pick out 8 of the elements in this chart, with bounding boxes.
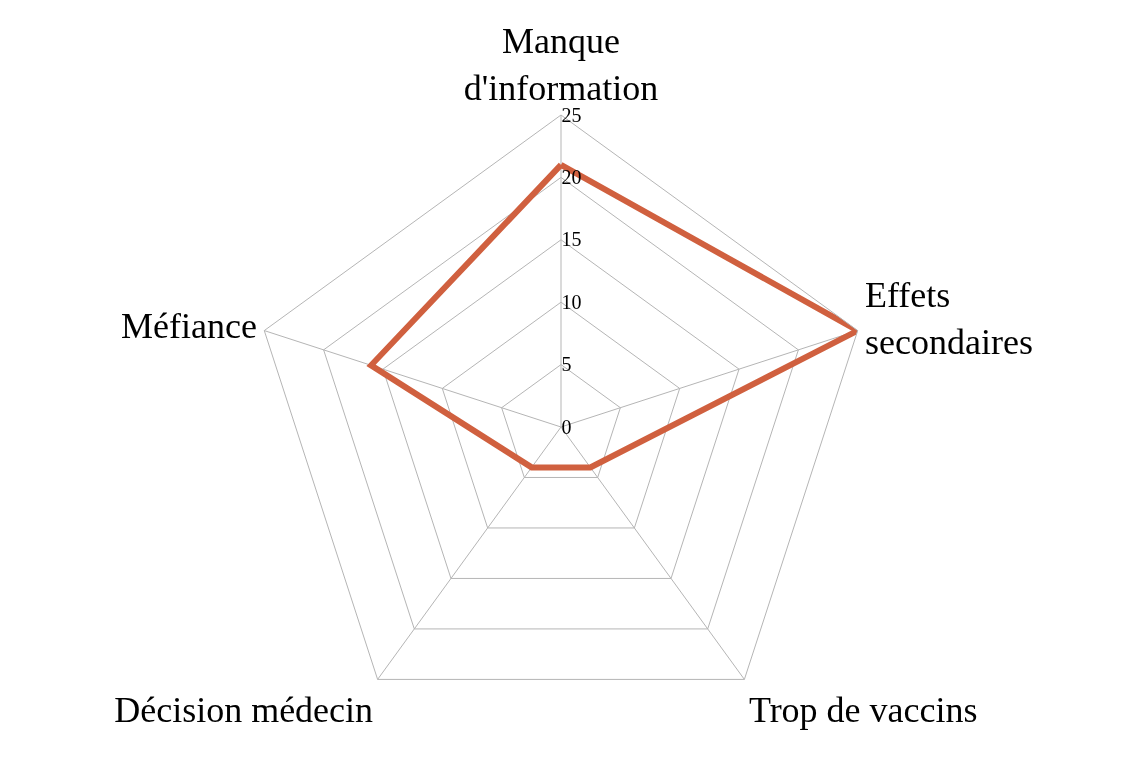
- spoke-label: Méfiance: [121, 305, 257, 346]
- spoke-label: Effets secondaires: [865, 275, 1033, 363]
- y-tick-label: 15: [561, 228, 582, 251]
- y-tick-label: 5: [561, 353, 572, 376]
- y-tick-label: 10: [561, 290, 582, 313]
- y-tick-label: 0: [561, 415, 572, 438]
- spoke-label: Décision médecin: [114, 690, 374, 731]
- spoke-label: Trop de vaccins: [748, 690, 978, 731]
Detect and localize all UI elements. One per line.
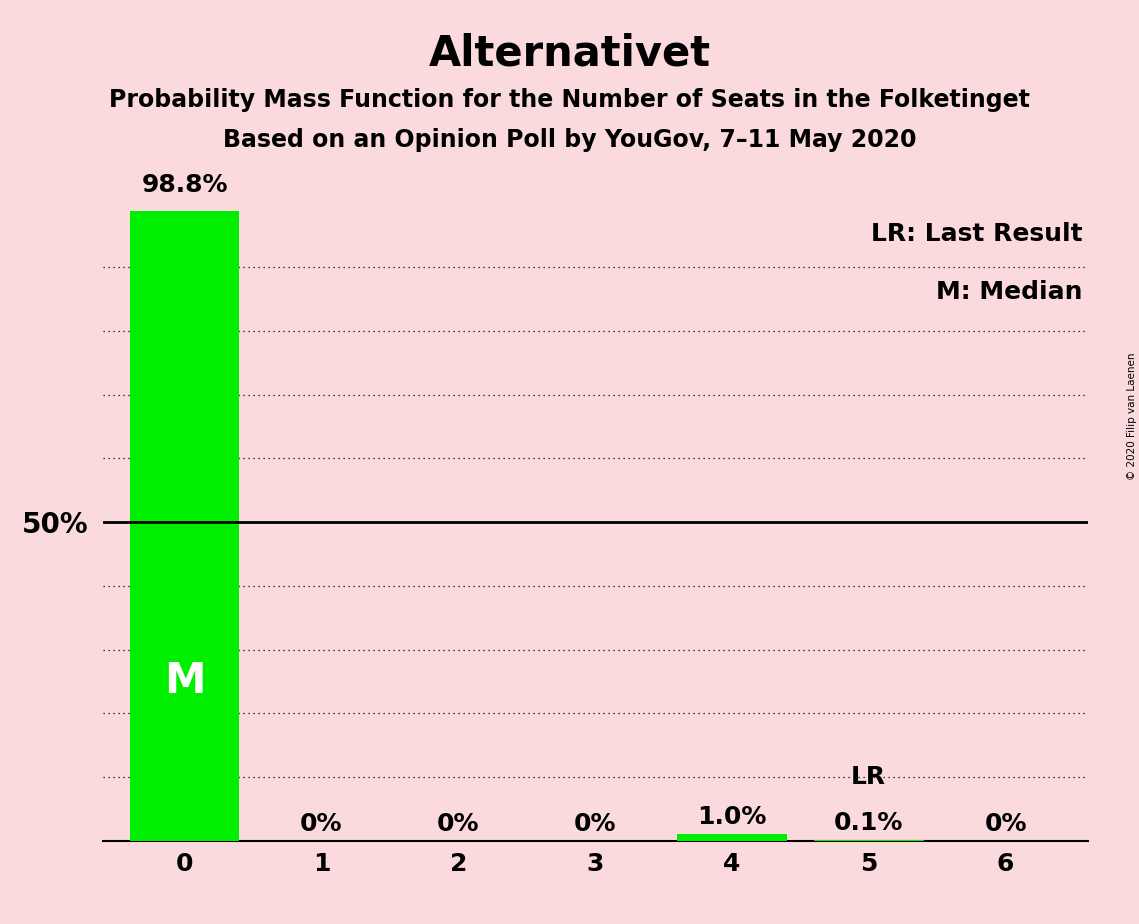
Text: Based on an Opinion Poll by YouGov, 7–11 May 2020: Based on an Opinion Poll by YouGov, 7–11… xyxy=(223,128,916,152)
Text: 98.8%: 98.8% xyxy=(141,173,228,197)
Text: 0%: 0% xyxy=(984,812,1027,835)
Bar xyxy=(678,834,787,841)
Text: M: M xyxy=(164,661,205,702)
Text: LR: Last Result: LR: Last Result xyxy=(871,223,1083,247)
Text: 1.0%: 1.0% xyxy=(697,806,767,830)
Text: 0.1%: 0.1% xyxy=(834,811,903,835)
Text: 0%: 0% xyxy=(574,812,616,835)
Text: M: Median: M: Median xyxy=(936,280,1083,304)
Text: LR: LR xyxy=(851,765,886,789)
Text: Probability Mass Function for the Number of Seats in the Folketinget: Probability Mass Function for the Number… xyxy=(109,88,1030,112)
Bar xyxy=(130,211,239,841)
Text: 0%: 0% xyxy=(437,812,480,835)
Text: Alternativet: Alternativet xyxy=(428,32,711,74)
Text: © 2020 Filip van Laenen: © 2020 Filip van Laenen xyxy=(1126,352,1137,480)
Text: 0%: 0% xyxy=(301,812,343,835)
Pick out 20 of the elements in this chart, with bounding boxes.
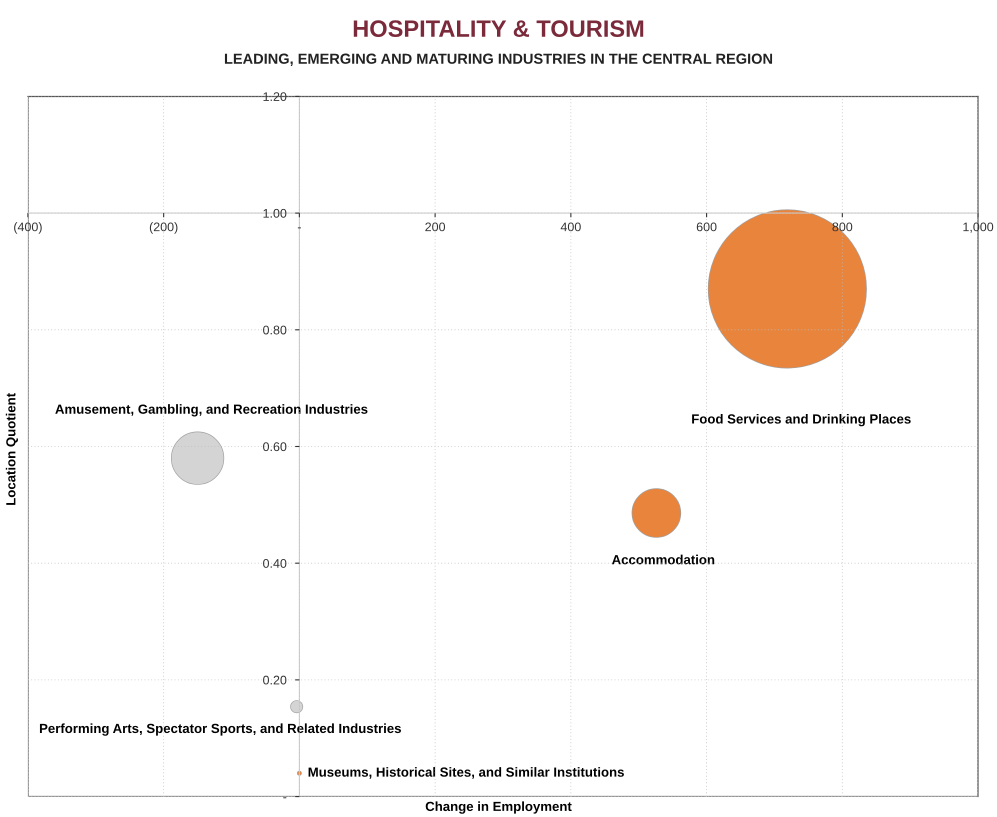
x-tick-label: -: [298, 227, 301, 228]
y-tick-label: 0.60: [263, 442, 286, 452]
annotation: Museums, Historical Sites, and Similar Institutions: [308, 767, 624, 779]
y-tick-label: 1.00: [264, 208, 286, 218]
x-tick-label: (200): [150, 222, 178, 234]
y-tick-label: -: [283, 797, 286, 798]
y-tick-label: 0.40: [263, 558, 286, 568]
x-tick-label: 200: [425, 222, 446, 232]
x-tick-label: 400: [560, 222, 581, 232]
chart-subtitle: LEADING, EMERGING AND MATURING INDUSTRIES IN THE CENTRAL REGION: [224, 54, 772, 66]
annotation: Food Services and Drinking Places: [692, 414, 911, 426]
y-tick-label: 0.80: [263, 326, 286, 334]
y-axis-title: Location Quotient: [6, 393, 18, 505]
x-tick-label: 600: [696, 222, 717, 232]
y-tick-label: 0.20: [263, 676, 286, 685]
annotation: Accommodation: [612, 554, 714, 564]
chart-title: HOSPITALITY & TOURISM: [354, 20, 644, 37]
annotation: Performing Arts, Spectator Sports, and Related Industries: [40, 723, 401, 736]
x-axis-title: Change in Employment: [426, 801, 572, 814]
annotation: Amusement, Gambling, and Recreation Industries: [55, 404, 368, 416]
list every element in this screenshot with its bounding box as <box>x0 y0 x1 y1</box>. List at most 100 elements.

○ ○ ○

*Set problem*.
Copy every line of the items above word for word, but leave out the pictures.

*The response*.
pick out 8 of the elements in this chart, with bounding boxes.
- spoke-label: Méfiance: [121, 305, 257, 346]
- spoke-label: Effets secondaires: [865, 275, 1033, 363]
- y-tick-label: 15: [561, 228, 582, 251]
- y-tick-label: 5: [561, 353, 572, 376]
- y-tick-label: 10: [561, 290, 582, 313]
- y-tick-label: 0: [561, 415, 572, 438]
- spoke-label: Décision médecin: [114, 690, 374, 731]
- spoke-label: Trop de vaccins: [748, 690, 978, 731]
Detect and localize all UI elements. One per line.
Text: Based on an Opinion Poll by YouGov, 7–11 May 2020: Based on an Opinion Poll by YouGov, 7–11… xyxy=(223,128,916,152)
Text: 98.8%: 98.8% xyxy=(141,173,228,197)
Text: 0%: 0% xyxy=(984,812,1027,835)
Bar xyxy=(678,834,787,841)
Text: M: M xyxy=(164,661,205,702)
Text: LR: Last Result: LR: Last Result xyxy=(871,223,1083,247)
Text: 1.0%: 1.0% xyxy=(697,806,767,830)
Text: 0.1%: 0.1% xyxy=(834,811,903,835)
Text: 0%: 0% xyxy=(574,812,616,835)
Text: M: Median: M: Median xyxy=(936,280,1083,304)
Text: LR: LR xyxy=(851,765,886,789)
Text: Probability Mass Function for the Number of Seats in the Folketinget: Probability Mass Function for the Number… xyxy=(109,88,1030,112)
Bar xyxy=(130,211,239,841)
Text: 0%: 0% xyxy=(437,812,480,835)
Text: Alternativet: Alternativet xyxy=(428,32,711,74)
Text: © 2020 Filip van Laenen: © 2020 Filip van Laenen xyxy=(1126,352,1137,480)
Text: 0%: 0% xyxy=(301,812,343,835)
Pick out 20 of the elements in this chart, with bounding boxes.
x-tick-label: -: [298, 227, 301, 228]
y-tick-label: 0.60: [263, 442, 286, 452]
annotation: Museums, Historical Sites, and Similar Institutions: [308, 767, 624, 779]
y-tick-label: 1.00: [264, 208, 286, 218]
x-tick-label: (200): [150, 222, 178, 234]
y-tick-label: -: [283, 797, 286, 798]
y-tick-label: 0.40: [263, 558, 286, 568]
x-tick-label: 200: [425, 222, 446, 232]
x-tick-label: 400: [560, 222, 581, 232]
chart-subtitle: LEADING, EMERGING AND MATURING INDUSTRIES IN THE CENTRAL REGION: [224, 54, 772, 66]
annotation: Food Services and Drinking Places: [692, 414, 911, 426]
y-tick-label: 0.80: [263, 326, 286, 334]
y-axis-title: Location Quotient: [6, 393, 18, 505]
x-tick-label: 600: [696, 222, 717, 232]
y-tick-label: 0.20: [263, 676, 286, 685]
annotation: Accommodation: [612, 554, 714, 564]
chart-title: HOSPITALITY & TOURISM: [354, 20, 644, 37]
annotation: Performing Arts, Spectator Sports, and Related Industries: [40, 723, 401, 736]
x-axis-title: Change in Employment: [426, 801, 572, 814]
annotation: Amusement, Gambling, and Recreation Industries: [55, 404, 368, 416]
list every element in this screenshot with its bounding box as <box>x0 y0 x1 y1</box>. List at most 100 elements.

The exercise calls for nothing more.